● What the exercise asks:
Gather up every line from the entries below that uses the word "page".

● Supplied entries:

☆ ☆ ☆

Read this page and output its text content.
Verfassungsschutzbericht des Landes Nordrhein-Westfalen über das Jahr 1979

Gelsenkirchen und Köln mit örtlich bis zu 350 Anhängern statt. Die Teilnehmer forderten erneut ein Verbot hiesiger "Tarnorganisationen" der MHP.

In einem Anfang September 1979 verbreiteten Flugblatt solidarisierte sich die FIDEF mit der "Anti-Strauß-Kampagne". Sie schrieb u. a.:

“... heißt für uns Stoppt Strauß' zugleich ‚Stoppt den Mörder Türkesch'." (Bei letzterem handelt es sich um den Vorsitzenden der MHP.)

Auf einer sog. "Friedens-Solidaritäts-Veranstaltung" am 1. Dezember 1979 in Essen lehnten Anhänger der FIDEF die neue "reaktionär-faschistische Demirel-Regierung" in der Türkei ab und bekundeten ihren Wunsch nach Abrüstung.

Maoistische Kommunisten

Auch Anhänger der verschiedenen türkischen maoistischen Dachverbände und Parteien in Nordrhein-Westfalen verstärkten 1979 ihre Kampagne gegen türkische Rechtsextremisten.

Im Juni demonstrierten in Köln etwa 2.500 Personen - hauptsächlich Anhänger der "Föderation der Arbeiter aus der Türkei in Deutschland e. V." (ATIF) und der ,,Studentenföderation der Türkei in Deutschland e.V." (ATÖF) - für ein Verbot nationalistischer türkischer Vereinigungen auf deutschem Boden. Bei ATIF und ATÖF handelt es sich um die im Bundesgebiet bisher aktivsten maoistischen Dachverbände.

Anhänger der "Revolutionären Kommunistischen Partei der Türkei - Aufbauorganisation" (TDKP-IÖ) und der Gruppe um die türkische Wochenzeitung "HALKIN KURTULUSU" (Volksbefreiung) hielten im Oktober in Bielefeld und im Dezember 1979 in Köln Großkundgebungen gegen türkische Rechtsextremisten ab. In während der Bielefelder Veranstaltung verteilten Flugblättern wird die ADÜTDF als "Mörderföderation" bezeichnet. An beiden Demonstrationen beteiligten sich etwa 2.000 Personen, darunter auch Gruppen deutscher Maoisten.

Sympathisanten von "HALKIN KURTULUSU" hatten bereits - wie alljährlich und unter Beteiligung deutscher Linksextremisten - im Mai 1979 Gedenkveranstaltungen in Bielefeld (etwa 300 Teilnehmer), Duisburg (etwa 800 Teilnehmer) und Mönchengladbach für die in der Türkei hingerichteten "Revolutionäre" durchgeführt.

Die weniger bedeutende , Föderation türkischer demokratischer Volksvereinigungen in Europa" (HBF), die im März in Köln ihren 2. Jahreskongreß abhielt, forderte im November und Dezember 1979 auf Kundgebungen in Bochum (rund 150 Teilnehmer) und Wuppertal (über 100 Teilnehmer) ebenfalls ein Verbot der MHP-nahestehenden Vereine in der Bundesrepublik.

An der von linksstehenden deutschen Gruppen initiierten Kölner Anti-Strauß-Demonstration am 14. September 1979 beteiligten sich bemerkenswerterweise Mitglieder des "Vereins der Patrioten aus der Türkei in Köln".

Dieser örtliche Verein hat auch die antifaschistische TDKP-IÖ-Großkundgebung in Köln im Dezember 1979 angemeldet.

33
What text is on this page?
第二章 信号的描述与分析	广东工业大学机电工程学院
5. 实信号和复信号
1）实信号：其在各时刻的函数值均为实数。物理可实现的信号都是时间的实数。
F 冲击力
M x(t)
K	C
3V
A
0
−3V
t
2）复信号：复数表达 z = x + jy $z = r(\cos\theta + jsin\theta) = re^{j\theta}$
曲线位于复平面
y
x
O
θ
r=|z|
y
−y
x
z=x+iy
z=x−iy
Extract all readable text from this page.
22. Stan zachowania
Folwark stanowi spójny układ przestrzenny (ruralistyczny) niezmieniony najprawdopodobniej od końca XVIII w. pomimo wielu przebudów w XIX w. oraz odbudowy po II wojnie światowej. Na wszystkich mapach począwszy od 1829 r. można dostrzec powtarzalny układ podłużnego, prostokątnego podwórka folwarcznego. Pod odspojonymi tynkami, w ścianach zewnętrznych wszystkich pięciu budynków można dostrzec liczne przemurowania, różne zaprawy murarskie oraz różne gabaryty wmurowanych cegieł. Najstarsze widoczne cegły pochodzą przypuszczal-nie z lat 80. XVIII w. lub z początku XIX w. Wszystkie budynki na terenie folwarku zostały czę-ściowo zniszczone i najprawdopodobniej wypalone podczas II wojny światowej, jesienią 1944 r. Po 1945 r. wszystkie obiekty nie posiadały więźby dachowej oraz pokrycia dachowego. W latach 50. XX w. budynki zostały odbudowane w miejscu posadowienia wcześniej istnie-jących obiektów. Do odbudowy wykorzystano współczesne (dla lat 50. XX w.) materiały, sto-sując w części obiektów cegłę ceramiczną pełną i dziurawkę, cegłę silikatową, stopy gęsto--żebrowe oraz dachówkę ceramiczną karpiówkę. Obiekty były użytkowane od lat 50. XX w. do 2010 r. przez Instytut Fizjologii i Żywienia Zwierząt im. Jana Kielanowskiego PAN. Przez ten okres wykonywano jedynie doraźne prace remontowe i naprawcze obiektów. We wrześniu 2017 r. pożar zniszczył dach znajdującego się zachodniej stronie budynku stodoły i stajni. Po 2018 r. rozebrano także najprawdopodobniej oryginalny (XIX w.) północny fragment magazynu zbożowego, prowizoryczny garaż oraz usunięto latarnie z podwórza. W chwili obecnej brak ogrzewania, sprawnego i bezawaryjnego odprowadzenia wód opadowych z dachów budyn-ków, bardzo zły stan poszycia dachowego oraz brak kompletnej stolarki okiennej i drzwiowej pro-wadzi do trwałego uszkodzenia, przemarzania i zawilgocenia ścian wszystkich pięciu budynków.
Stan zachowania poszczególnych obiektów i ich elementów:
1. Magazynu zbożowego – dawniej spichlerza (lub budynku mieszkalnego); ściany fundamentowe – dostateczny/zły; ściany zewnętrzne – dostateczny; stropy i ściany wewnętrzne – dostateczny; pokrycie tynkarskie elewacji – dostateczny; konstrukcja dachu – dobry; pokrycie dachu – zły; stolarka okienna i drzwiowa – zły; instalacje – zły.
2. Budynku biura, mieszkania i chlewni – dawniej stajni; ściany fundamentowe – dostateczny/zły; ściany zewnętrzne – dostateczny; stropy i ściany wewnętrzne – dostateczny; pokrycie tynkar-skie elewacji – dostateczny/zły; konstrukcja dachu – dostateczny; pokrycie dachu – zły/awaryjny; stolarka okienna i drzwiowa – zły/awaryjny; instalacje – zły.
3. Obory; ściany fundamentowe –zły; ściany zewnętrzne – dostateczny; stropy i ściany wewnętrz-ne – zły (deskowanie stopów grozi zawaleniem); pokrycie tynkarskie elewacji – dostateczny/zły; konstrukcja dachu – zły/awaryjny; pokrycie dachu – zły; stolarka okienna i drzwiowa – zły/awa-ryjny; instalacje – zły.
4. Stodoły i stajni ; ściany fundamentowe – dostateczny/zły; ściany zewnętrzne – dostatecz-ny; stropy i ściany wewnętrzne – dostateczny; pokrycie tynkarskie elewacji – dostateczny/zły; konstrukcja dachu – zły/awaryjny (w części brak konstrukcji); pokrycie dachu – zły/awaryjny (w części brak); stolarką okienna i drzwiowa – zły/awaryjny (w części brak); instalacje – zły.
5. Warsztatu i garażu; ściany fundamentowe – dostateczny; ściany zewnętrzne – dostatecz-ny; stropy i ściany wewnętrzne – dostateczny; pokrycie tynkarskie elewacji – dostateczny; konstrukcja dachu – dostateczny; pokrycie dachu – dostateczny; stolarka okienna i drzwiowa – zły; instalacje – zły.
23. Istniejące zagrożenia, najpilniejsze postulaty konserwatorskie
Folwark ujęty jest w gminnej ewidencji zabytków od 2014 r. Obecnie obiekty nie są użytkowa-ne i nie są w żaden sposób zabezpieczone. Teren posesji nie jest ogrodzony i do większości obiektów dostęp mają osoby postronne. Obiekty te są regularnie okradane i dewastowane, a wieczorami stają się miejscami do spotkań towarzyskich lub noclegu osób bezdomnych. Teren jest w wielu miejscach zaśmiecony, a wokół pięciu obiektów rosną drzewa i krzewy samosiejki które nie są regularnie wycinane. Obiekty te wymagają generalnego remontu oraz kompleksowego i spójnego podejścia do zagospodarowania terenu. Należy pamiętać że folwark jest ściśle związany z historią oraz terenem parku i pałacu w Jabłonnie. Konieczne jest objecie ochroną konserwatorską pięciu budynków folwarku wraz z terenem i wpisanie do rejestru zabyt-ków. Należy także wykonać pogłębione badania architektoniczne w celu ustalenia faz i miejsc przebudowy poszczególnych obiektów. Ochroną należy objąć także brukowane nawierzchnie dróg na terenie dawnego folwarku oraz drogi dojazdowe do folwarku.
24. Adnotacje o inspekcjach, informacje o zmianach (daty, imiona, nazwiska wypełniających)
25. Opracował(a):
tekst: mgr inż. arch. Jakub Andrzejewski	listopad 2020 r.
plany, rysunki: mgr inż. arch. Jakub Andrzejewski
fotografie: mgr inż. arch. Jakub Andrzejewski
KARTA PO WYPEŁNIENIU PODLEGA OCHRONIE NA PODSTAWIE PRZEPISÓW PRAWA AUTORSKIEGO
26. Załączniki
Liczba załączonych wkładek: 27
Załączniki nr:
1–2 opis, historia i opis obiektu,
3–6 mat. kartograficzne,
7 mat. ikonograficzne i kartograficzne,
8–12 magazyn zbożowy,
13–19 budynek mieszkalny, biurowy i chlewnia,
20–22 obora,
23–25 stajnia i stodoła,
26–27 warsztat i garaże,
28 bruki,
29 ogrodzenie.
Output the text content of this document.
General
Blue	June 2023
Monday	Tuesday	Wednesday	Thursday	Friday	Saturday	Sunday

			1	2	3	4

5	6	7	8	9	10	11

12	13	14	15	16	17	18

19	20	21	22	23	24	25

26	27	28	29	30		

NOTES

☆ ☆ ☆

● Exercise output:
Read this page and output its text content.
What text is on this page?
Extract all readable text from this page.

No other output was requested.